__PROMPT__: Copy out all lines carrying the word "text".
-- Begin INPUT ROWS --
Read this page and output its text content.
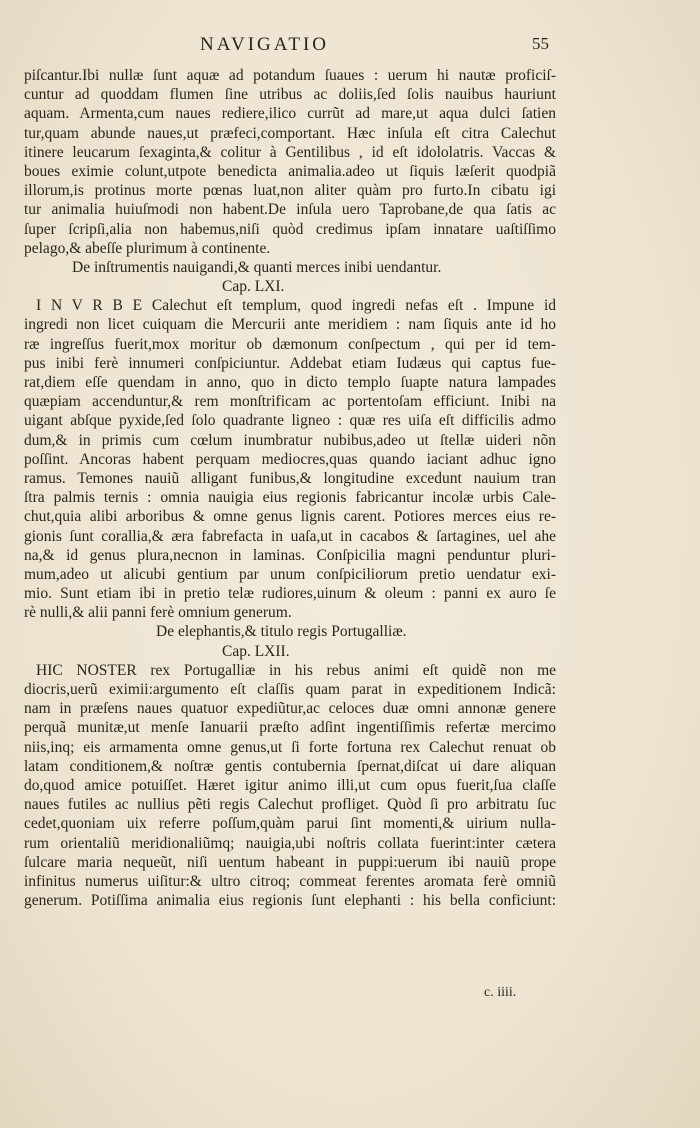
NAVIGATIO	55
piſcantur.Ibi nullæ ſunt aquæ ad potandum ſuaues : uerum hi nautæ proficiſ-
cuntur ad quoddam flumen ſine utribus ac doliis,ſed ſolis nauibus hauriunt
aquam. Armenta,cum naues rediere,ilico currũt ad mare,ut aqua dulci ſatien
tur,quam abunde naues,ut præfeci,comportant. Hæc inſula eſt citra Calechut
itinere leucarum ſexaginta,& colitur à Gentilibus , id eſt idololatris. Vaccas &
boues eximie colunt,utpote benedicta animalia.adeo ut ſiquis læſerit quodpiã
illorum,is protinus morte pœnas luat,non aliter quàm pro furto.In cibatu igi
tur animalia huiuſmodi non habent.De inſula uero Taprobane,de qua ſatis ac
ſuper ſcripſi,alia non habemus,niſi quòd credimus ipſam innatare uaſtiſſimo
pelago,& abeſſe plurimum à continente.
De inſtrumentis nauigandi,& quanti merces inibi uendantur.
Cap. LXI.
I N V R B E Calechut eſt templum, quod ingredi nefas eſt . Impune id
ingredi non licet cuiquam die Mercurii ante meridiem : nam ſiquis ante id ho
ræ ingreſſus fuerit,mox moritur ob dæmonum conſpectum , qui per id tem-
pus inibi ferè innumeri conſpiciuntur. Addebat etiam Iudæus qui captus fue-
rat,diem eſſe quendam in anno, quo in dicto templo ſuapte natura lampades
quæpiam accenduntur,& rem monſtrificam ac portentoſam efficiunt. Inibi na
uigant abſque pyxide,ſed ſolo quadrante ligneo : quæ res uiſa eſt difficilis admo
dum,& in primis cum cœlum inumbratur nubibus,adeo ut ſtellæ uideri nõn
poſſint. Ancoras habent perquam mediocres,quas quando iaciant adhuc igno
ramus. Temones nauiũ alligant funibus,& longitudine excedunt nauium tran
ſtra palmis ternis : omnia nauigia eius regionis fabricantur incolæ urbis Cale-
chut,quia alibi arboribus & omne genus lignis carent. Potiores merces eius re-
gionis ſunt corallia,& æra fabrefacta in uaſa,ut in cacabos & ſartagines, uel ahe
na,& id genus plura,necnon in laminas. Conſpicilia magni penduntur pluri-
mum,adeo ut alicubi gentium par unum conſpiciliorum pretio uendatur exi-
mio. Sunt etiam ibi in pretio telæ rudiores,uinum & oleum : panni ex auro ſe
rè nulli,& alii panni ferè omnium generum.
De elephantis,& titulo regis Portugalliæ.
Cap. LXII.
HIC NOSTER rex Portugalliæ in his rebus animi eſt quidẽ non me
diocris,uerũ eximii:argumento eſt claſſis quam parat in expeditionem Indicã:
nam in præſens naues quatuor expediũtur,ac celoces duæ omni annonæ genere
perquã munitæ,ut menſe Ianuarii præſto adſint ingentiſſimis refertæ mercimo
niis,inq; eis armamenta omne genus,ut ſi forte fortuna rex Calechut renuat ob
latam conditionem,& noſtræ gentis contubernia ſpernat,diſcat ui dare aliquan
do,quod amice potuiſſet. Hæret igitur animo illi,ut cum opus fuerit,ſua claſſe
naues futiles ac nullius pẽti regis Calechut profliget. Quòd ſi pro arbitratu ſuc
cedet,quoniam uix referre poſſum,quàm parui ſint momenti,& uirium nulla-
rum orientaliũ meridionaliũmq; nauigia,ubi noſtris collata fuerint:inter cætera
ſulcare maria nequeũt, niſi uentum habeant in puppi:uerum ibi nauiũ prope
infinitus numerus uiſitur:& ultro citroq; commeat ferentes aromata ferè omniũ
generum. Potiſſima animalia eius regionis ſunt elephanti : his bella conficiunt:
c. iiii.
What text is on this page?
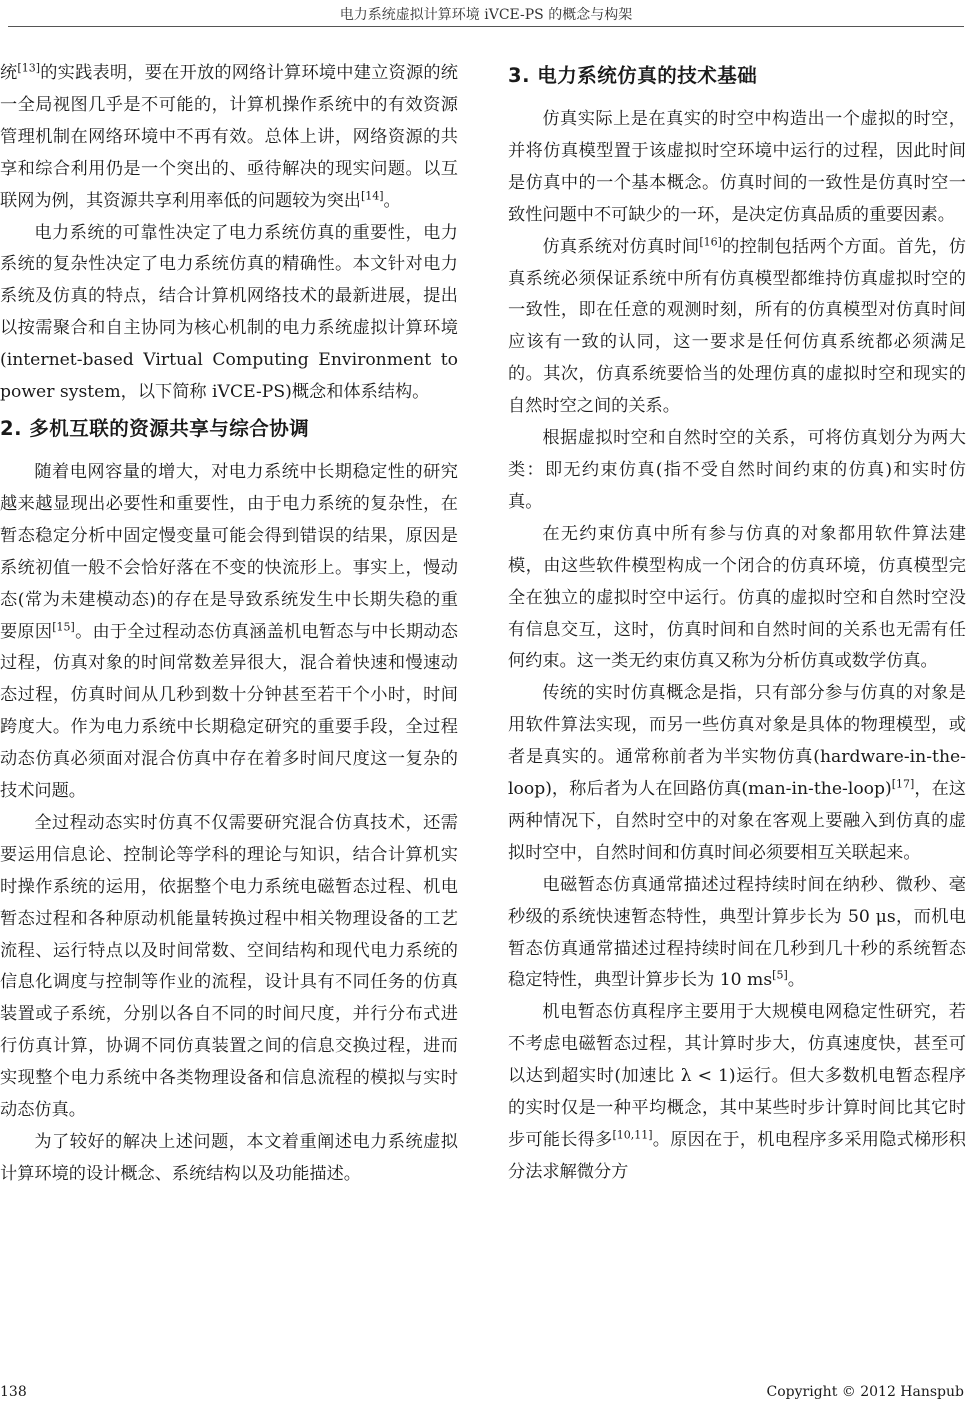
电力系统虚拟计算环境 iVCE-PS 的概念与构架

统[13]的实践表明，要在开放的网络计算环境中建立资源的统一全局视图几乎是不可能的，计算机操作系统中的有效资源管理机制在网络环境中不再有效。总体上讲，网络资源的共享和综合利用仍是一个突出的、亟待解决的现实问题。以互联网为例，其资源共享利用率低的问题较为突出[14]。

电力系统的可靠性决定了电力系统仿真的重要性，电力系统的复杂性决定了电力系统仿真的精确性。本文针对电力系统及仿真的特点，结合计算机网络技术的最新进展，提出以按需聚合和自主协同为核心机制的电力系统虚拟计算环境(internet-based Virtual Computing Environment to power system，以下简称 iVCE-PS)概念和体系结构。

2. 多机互联的资源共享与综合协调

随着电网容量的增大，对电力系统中长期稳定性的研究越来越显现出必要性和重要性，由于电力系统的复杂性，在暂态稳定分析中固定慢变量可能会得到错误的结果，原因是系统初值一般不会恰好落在不变的快流形上。事实上，慢动态(常为未建模动态)的存在是导致系统发生中长期失稳的重要原因[15]。由于全过程动态仿真涵盖机电暂态与中长期动态过程，仿真对象的时间常数差异很大，混合着快速和慢速动态过程，仿真时间从几秒到数十分钟甚至若干个小时，时间跨度大。作为电力系统中长期稳定研究的重要手段，全过程动态仿真必须面对混合仿真中存在着多时间尺度这一复杂的技术问题。

全过程动态实时仿真不仅需要研究混合仿真技术，还需要运用信息论、控制论等学科的理论与知识，结合计算机实时操作系统的运用，依据整个电力系统电磁暂态过程、机电暂态过程和各种原动机能量转换过程中相关物理设备的工艺流程、运行特点以及时间常数、空间结构和现代电力系统的信息化调度与控制等作业的流程，设计具有不同任务的仿真装置或子系统，分别以各自不同的时间尺度，并行分布式进行仿真计算，协调不同仿真装置之间的信息交换过程，进而实现整个电力系统中各类物理设备和信息流程的模拟与实时动态仿真。

为了较好的解决上述问题，本文着重阐述电力系统虚拟计算环境的设计概念、系统结构以及功能描述。

3. 电力系统仿真的技术基础

仿真实际上是在真实的时空中构造出一个虚拟的时空，并将仿真模型置于该虚拟时空环境中运行的过程，因此时间是仿真中的一个基本概念。仿真时间的一致性是仿真时空一致性问题中不可缺少的一环，是决定仿真品质的重要因素。

仿真系统对仿真时间[16]的控制包括两个方面。首先，仿真系统必须保证系统中所有仿真模型都维持仿真虚拟时空的一致性，即在任意的观测时刻，所有的仿真模型对仿真时间应该有一致的认同，这一要求是任何仿真系统都必须满足的。其次，仿真系统要恰当的处理仿真的虚拟时空和现实的自然时空之间的关系。

根据虚拟时空和自然时空的关系，可将仿真划分为两大类：即无约束仿真(指不受自然时间约束的仿真)和实时仿真。

在无约束仿真中所有参与仿真的对象都用软件算法建模，由这些软件模型构成一个闭合的仿真环境，仿真模型完全在独立的虚拟时空中运行。仿真的虚拟时空和自然时空没有信息交互，这时，仿真时间和自然时间的关系也无需有任何约束。这一类无约束仿真又称为分析仿真或数学仿真。

传统的实时仿真概念是指，只有部分参与仿真的对象是用软件算法实现，而另一些仿真对象是具体的物理模型，或者是真实的。通常称前者为半实物仿真(hardware-in-the-loop)，称后者为人在回路仿真(man-in-the-loop)[17]，在这两种情况下，自然时空中的对象在客观上要融入到仿真的虚拟时空中，自然时间和仿真时间必须要相互关联起来。

电磁暂态仿真通常描述过程持续时间在纳秒、微秒、毫秒级的系统快速暂态特性，典型计算步长为 50 μs，而机电暂态仿真通常描述过程持续时间在几秒到几十秒的系统暂态稳定特性，典型计算步长为 10 ms[5]。

机电暂态仿真程序主要用于大规模电网稳定性研究，若不考虑电磁暂态过程，其计算时步大，仿真速度快，甚至可以达到超实时(加速比 λ < 1)运行。但大多数机电暂态程序的实时仅是一种平均概念，其中某些时步计算时间比其它时步可能长得多[10,11]。原因在于，机电程序多采用隐式梯形积分法求解微分方

138	Copyright © 2012 Hanspub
-- End INPUT ROWS --
__TASK SOLUTION__:
Read this page and output its text content.
What text is on this page?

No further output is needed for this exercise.